**GIVEN REQUEST**
Pull every line that holds the word "如图所示" from the entries.

++++++++++

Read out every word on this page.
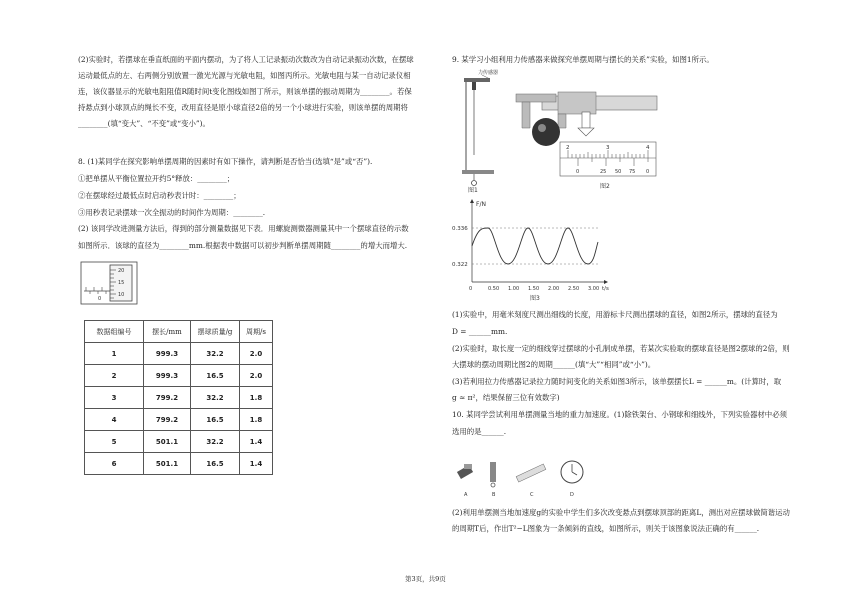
(2)实验时，若摆球在垂直纸面的平面内摆动，为了将人工记录振动次数改为自动记录振动次数，在摆球
运动最低点的左、右两侧分别放置一激光光源与光敏电阻，如图丙所示。光敏电阻与某一自动记录仪相
连，该仪器显示的光敏电阻阻值R随时间t变化图线如图丁所示，则该单摆的振动周期为________。若保
持悬点到小球顶点的绳长不变，改用直径是原小球直径2倍的另一个小球进行实验，则该单摆的周期将
________(填“变大”、“不变”或“变小”)。
8. (1)某同学在探究影响单摆周期的因素时有如下操作，请判断是否恰当(选填“是”或“否”).
①把单摆从平衡位置拉开约5°释放：________；
②在摆球经过最低点时启动秒表计时：________；
③用秒表记录摆球一次全振动的时间作为周期：________.
(2) 该同学改进测量方法后，得到的部分测量数据见下表．用螺旋测微器测量其中一个摆球直径的示数
如图所示．该球的直径为________mm.根据表中数据可以初步判断单摆周期随________的增大而增大.
20
15
10
0
数据组编号	摆长/mm	摆球质量/g	周期/s
1	999.3	32.2	2.0
2	999.3	16.5	2.0
3	799.2	32.2	1.8
4	799.2	16.5	1.8
5	501.1	32.2	1.4
6	501.1	16.5	1.4
9. 某学习小组利用力传感器来做探究单摆周期与摆长的关系”实验，如图1所示。
力传感器
图1
2	3	4
0	25 50 75 0
图2
F/N
t/s
0.336
0.322
0	0.50 1.00 1.50 2.00 2.50 3.00
图3
(1)实验中，用毫米刻度尺测出细线的长度，用游标卡尺测出摆球的直径，如图2所示，摆球的直径为
D = ______mm.
(2)实验时，取长度一定的细线穿过摆球的小孔制成单摆，若某次实验取的摆球直径是图2摆球的2倍，则
大摆球的摆动周期比图2的周期______(填“大”“相同”或“小”)。
(3)若利用拉力传感器记录拉力随时间变化的关系如图3所示，该单摆摆长L = ______m。(计算时，取
g ≈ π²，结果保留三位有效数字)
10. 某同学尝试利用单摆测量当地的重力加速度。(1)除铁架台、小钢球和细线外，下列实验器材中必须
选用的是______.
A	B	C	D
(2)利用单摆测当地加速度g的实验中学生们多次改变悬点到摆球顶部的距离L，测出对应摆球做简谐运动
的周期T后，作出T²−L图象为一条倾斜的直线，如图所示，则关于该图象说法正确的有______.
第3页，共9页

++++++++++

**SOLVED EXERCISE**
如图所示．该球的直径为________mm.根据表中数据可以初步判断单摆周期随________的增大而增大.
的周期T后，作出T²−L图象为一条倾斜的直线，如图所示，则关于该图象说法正确的有______.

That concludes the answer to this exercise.